Without the pictures, write out all the lines below exactly as they appear.

-- SUPPLIED DATA start --

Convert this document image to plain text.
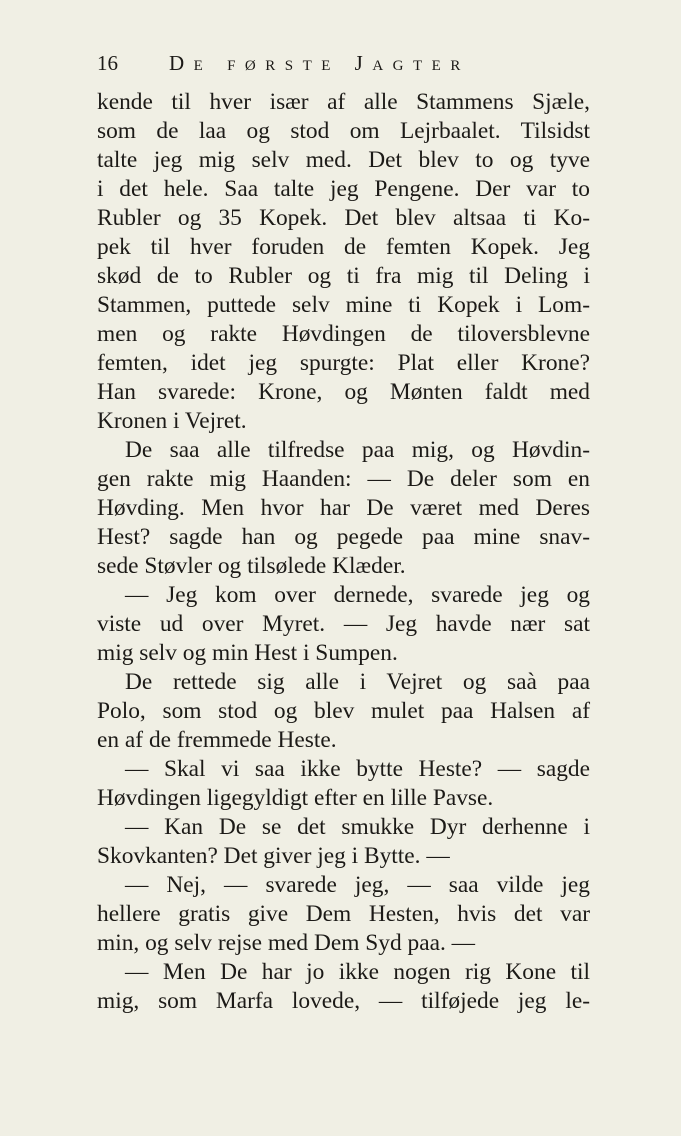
16 De første Jagter
kende til hver især af alle Stammens Sjæle,
som de laa og stod om Lejrbaalet. Tilsidst
talte jeg mig selv med. Det blev to og tyve
i det hele. Saa talte jeg Pengene. Der var to
Rubler og 35 Kopek. Det blev altsaa ti Ko-
pek til hver foruden de femten Kopek. Jeg
skød de to Rubler og ti fra mig til Deling i
Stammen, puttede selv mine ti Kopek i Lom-
men og rakte Høvdingen de tiloversblevne
femten, idet jeg spurgte: Plat eller Krone?
Han svarede: Krone, og Mønten faldt med
Kronen i Vejret.
De saa alle tilfredse paa mig, og Høvdin-
gen rakte mig Haanden: — De deler som en
Høvding. Men hvor har De været med Deres
Hest? sagde han og pegede paa mine snav-
sede Støvler og tilsølede Klæder.
— Jeg kom over dernede, svarede jeg og
viste ud over Myret. — Jeg havde nær sat
mig selv og min Hest i Sumpen.
De rettede sig alle i Vejret og saà paa
Polo, som stod og blev mulet paa Halsen af
en af de fremmede Heste.
— Skal vi saa ikke bytte Heste? — sagde
Høvdingen ligegyldigt efter en lille Pavse.
— Kan De se det smukke Dyr derhenne i
Skovkanten? Det giver jeg i Bytte. —
— Nej, — svarede jeg, — saa vilde jeg
hellere gratis give Dem Hesten, hvis det var
min, og selv rejse med Dem Syd paa. —
— Men De har jo ikke nogen rig Kone til
mig, som Marfa lovede, — tilføjede jeg le-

-- SUPPLIED DATA end --

RIGHT ANSWER:
Convert this document image to plain text.
16 De første Jagter
kende til hver især af alle Stammens Sjæle,
som de laa og stod om Lejrbaalet. Tilsidst
talte jeg mig selv med. Det blev to og tyve
i det hele. Saa talte jeg Pengene. Der var to
Rubler og 35 Kopek. Det blev altsaa ti Ko-
pek til hver foruden de femten Kopek. Jeg
skød de to Rubler og ti fra mig til Deling i
Stammen, puttede selv mine ti Kopek i Lom-
men og rakte Høvdingen de tiloversblevne
femten, idet jeg spurgte: Plat eller Krone?
Han svarede: Krone, og Mønten faldt med
Kronen i Vejret.
De saa alle tilfredse paa mig, og Høvdin-
gen rakte mig Haanden: — De deler som en
Høvding. Men hvor har De været med Deres
Hest? sagde han og pegede paa mine snav-
sede Støvler og tilsølede Klæder.
— Jeg kom over dernede, svarede jeg og
viste ud over Myret. — Jeg havde nær sat
mig selv og min Hest i Sumpen.
De rettede sig alle i Vejret og saà paa
Polo, som stod og blev mulet paa Halsen af
en af de fremmede Heste.
— Skal vi saa ikke bytte Heste? — sagde
Høvdingen ligegyldigt efter en lille Pavse.
— Kan De se det smukke Dyr derhenne i
Skovkanten? Det giver jeg i Bytte. —
— Nej, — svarede jeg, — saa vilde jeg
hellere gratis give Dem Hesten, hvis det var
min, og selv rejse med Dem Syd paa. —
— Men De har jo ikke nogen rig Kone til
mig, som Marfa lovede, — tilføjede jeg le-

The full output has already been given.